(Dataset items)
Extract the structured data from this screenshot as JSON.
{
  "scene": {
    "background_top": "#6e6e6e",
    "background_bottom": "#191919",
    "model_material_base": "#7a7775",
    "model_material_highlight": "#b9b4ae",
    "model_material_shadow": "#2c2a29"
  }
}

GIVEN REQUEST: Return all of the entries exactly as they were supplied.

SOLUTION TO THIS TASK:
Extract the structured data from this screenshot as JSON.
{
  "scene": {
    "background_top": "#6e6e6e",
    "background_bottom": "#191919",
    "model_material_base": "#7a7775",
    "model_material_highlight": "#b9b4ae",
    "model_material_shadow": "#2c2a29"
  }
}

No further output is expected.